▶ **Record extracts**
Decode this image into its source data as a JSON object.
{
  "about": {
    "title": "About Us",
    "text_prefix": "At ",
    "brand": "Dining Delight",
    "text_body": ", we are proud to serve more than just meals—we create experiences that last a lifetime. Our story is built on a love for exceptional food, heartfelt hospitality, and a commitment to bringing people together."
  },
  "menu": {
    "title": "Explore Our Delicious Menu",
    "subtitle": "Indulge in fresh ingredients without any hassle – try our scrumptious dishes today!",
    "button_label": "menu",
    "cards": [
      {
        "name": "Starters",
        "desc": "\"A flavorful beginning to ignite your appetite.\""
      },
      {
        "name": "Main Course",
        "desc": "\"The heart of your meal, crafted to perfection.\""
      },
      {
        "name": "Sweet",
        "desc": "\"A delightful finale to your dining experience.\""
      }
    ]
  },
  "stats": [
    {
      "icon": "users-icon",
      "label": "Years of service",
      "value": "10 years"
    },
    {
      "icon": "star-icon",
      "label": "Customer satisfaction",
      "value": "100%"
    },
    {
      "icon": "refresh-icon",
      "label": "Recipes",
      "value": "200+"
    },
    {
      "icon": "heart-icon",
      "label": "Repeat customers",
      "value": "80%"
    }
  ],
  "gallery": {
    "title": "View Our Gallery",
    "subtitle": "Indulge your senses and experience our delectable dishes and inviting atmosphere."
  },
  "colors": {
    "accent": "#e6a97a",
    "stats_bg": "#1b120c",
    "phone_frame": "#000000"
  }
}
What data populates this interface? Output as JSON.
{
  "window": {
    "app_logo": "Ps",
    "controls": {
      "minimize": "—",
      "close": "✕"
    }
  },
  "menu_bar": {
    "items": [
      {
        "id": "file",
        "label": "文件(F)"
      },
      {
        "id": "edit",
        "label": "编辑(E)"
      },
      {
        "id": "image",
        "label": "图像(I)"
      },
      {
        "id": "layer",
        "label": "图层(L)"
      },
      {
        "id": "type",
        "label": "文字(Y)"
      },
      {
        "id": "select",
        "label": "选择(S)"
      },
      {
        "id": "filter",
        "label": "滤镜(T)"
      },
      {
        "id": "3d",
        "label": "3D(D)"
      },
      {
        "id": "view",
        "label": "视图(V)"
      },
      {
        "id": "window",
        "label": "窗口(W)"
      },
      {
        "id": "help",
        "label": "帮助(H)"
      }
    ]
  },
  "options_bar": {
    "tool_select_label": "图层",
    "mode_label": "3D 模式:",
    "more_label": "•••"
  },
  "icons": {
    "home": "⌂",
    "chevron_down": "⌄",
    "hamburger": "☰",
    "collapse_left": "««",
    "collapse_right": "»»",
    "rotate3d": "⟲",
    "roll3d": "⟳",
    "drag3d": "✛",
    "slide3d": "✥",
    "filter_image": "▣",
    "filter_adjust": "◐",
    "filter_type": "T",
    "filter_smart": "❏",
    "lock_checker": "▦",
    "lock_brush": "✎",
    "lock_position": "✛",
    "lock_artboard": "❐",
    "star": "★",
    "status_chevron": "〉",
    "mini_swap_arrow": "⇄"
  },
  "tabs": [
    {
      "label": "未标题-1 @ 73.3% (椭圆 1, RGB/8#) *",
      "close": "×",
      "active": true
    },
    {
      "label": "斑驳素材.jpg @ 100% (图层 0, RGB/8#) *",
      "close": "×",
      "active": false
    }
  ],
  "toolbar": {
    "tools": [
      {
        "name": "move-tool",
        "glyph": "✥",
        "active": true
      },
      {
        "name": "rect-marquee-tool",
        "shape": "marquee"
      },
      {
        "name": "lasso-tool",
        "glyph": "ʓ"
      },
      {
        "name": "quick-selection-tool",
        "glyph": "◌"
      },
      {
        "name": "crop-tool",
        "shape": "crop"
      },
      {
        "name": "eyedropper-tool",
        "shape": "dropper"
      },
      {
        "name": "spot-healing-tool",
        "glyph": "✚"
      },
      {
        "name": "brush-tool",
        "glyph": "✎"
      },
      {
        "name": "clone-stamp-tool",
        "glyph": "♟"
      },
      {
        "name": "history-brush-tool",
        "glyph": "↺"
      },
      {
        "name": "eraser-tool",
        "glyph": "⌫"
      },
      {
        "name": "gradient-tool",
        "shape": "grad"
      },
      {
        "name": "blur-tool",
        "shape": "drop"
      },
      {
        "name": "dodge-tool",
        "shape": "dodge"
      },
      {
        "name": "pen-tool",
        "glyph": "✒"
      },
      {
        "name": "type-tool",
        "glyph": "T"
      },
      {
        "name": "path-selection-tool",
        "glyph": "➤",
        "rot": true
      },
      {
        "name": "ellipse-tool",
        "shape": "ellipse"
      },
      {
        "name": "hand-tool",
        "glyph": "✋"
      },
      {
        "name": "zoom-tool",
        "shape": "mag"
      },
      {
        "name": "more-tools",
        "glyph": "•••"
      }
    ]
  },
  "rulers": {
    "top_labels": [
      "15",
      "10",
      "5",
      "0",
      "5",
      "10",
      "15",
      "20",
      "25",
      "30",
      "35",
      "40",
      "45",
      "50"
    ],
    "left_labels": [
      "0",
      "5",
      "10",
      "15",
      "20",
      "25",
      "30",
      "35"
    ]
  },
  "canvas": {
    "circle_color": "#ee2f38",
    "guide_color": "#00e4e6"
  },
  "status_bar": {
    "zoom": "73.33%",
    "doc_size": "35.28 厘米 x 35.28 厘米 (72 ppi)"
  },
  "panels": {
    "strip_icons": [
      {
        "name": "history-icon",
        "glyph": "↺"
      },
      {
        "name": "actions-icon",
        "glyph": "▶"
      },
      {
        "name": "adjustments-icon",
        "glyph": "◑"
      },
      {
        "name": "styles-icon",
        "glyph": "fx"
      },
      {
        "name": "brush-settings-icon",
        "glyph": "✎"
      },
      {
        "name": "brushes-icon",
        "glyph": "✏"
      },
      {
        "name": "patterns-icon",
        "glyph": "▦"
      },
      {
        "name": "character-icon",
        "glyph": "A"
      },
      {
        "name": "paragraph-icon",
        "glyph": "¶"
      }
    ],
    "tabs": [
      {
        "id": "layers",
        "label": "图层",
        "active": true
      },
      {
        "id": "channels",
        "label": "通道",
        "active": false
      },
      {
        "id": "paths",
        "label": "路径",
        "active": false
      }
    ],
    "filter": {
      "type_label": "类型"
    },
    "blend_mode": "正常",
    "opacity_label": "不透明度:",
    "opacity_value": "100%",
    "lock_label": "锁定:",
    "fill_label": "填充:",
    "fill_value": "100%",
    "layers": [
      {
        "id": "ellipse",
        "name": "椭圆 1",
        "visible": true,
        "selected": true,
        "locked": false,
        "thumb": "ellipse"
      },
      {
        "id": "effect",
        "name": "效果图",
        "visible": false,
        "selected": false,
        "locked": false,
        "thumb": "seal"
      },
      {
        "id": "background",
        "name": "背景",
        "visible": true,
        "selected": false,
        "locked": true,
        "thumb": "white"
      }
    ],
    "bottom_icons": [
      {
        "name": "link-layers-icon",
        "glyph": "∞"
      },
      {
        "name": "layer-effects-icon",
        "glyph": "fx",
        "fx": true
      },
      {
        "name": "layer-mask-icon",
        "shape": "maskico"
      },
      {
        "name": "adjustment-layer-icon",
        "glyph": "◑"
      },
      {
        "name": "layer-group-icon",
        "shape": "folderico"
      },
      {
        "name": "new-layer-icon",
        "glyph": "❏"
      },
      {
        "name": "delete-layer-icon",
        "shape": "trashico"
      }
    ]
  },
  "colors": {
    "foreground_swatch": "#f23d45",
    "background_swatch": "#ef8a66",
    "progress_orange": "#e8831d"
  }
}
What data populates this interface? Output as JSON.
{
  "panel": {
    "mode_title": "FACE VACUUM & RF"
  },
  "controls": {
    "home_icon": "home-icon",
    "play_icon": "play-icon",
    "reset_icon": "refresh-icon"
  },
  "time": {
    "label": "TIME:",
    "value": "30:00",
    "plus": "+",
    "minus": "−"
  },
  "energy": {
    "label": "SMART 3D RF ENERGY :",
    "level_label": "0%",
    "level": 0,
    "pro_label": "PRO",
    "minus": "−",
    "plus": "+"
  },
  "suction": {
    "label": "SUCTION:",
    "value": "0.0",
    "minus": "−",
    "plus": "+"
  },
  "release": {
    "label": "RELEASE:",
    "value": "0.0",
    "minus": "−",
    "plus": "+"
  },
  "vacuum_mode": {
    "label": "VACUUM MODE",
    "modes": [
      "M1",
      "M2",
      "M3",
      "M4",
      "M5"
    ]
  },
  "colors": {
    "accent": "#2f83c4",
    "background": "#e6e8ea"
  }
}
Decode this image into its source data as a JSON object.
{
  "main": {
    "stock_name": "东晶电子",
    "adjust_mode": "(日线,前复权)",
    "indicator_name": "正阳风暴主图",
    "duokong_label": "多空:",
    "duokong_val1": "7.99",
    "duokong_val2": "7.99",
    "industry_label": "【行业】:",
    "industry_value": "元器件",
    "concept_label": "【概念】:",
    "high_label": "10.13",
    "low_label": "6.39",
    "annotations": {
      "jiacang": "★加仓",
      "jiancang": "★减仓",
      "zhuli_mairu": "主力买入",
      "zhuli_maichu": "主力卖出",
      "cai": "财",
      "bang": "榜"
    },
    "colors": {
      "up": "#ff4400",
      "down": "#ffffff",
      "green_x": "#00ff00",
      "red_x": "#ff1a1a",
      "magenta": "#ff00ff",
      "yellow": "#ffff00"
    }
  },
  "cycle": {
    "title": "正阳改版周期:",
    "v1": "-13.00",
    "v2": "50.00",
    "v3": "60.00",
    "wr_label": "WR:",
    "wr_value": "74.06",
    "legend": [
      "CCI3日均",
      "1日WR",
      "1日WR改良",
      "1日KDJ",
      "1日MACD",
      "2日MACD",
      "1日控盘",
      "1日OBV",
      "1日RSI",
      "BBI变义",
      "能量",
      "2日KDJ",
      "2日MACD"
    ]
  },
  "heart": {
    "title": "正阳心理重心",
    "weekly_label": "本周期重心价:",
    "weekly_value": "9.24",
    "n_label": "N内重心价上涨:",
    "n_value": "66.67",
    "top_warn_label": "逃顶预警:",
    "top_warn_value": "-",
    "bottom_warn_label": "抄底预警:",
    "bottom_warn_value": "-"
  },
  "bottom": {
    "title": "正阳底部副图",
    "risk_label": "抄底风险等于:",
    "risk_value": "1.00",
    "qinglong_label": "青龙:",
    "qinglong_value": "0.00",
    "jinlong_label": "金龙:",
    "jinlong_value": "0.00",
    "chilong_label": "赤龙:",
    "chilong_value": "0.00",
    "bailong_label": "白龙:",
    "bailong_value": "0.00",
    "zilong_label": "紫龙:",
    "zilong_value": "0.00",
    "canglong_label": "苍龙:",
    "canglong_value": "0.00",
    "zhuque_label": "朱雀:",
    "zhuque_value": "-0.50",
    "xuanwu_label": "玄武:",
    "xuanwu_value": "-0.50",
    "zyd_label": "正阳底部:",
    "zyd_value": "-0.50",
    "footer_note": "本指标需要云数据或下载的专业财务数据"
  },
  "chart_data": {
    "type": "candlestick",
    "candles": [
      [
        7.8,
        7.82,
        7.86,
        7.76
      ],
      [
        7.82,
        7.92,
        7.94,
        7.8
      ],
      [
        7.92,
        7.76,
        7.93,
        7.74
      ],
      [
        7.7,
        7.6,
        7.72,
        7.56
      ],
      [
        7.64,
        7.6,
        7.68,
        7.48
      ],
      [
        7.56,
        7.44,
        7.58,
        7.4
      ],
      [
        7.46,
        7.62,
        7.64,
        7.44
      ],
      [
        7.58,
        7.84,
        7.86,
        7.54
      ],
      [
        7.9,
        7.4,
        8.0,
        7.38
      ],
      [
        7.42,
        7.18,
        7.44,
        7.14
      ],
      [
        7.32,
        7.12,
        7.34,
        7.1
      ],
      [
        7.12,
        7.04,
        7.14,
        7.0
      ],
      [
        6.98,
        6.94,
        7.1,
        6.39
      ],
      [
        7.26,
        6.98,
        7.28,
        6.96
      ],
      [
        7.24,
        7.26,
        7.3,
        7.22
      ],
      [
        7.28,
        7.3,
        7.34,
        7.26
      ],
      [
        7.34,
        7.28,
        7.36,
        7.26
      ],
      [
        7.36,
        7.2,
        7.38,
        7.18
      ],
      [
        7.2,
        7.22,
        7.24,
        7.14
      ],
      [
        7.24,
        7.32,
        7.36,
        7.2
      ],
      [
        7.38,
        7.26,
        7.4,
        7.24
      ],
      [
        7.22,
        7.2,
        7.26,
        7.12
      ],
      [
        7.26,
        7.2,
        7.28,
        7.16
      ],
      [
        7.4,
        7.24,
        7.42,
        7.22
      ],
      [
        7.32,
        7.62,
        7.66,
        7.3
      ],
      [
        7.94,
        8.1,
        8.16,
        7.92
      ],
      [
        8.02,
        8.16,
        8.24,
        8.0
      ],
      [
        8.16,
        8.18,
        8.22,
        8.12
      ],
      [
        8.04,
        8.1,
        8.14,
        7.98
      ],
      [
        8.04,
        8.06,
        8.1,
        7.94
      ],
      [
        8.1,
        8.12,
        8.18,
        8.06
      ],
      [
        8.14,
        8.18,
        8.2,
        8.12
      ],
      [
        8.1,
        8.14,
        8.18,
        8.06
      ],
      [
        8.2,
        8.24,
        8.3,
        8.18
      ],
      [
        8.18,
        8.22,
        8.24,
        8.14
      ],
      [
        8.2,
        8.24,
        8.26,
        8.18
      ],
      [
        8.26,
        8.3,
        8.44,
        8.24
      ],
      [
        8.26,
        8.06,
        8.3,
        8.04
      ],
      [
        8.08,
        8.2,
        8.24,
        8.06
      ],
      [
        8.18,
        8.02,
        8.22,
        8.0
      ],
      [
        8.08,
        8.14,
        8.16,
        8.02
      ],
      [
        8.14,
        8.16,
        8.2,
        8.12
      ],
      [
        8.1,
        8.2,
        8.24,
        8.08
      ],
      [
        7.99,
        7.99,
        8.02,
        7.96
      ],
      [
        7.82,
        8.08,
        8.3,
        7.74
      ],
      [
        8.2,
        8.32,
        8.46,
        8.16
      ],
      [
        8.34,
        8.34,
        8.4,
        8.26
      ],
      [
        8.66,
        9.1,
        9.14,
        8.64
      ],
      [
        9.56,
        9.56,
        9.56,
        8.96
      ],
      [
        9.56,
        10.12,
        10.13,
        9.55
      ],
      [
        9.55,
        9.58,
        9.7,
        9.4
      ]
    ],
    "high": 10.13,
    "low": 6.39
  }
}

▶ **Set exercise**
Tally the lines holding the string "refresh" and give only the count.

▶ **Worked solution**
2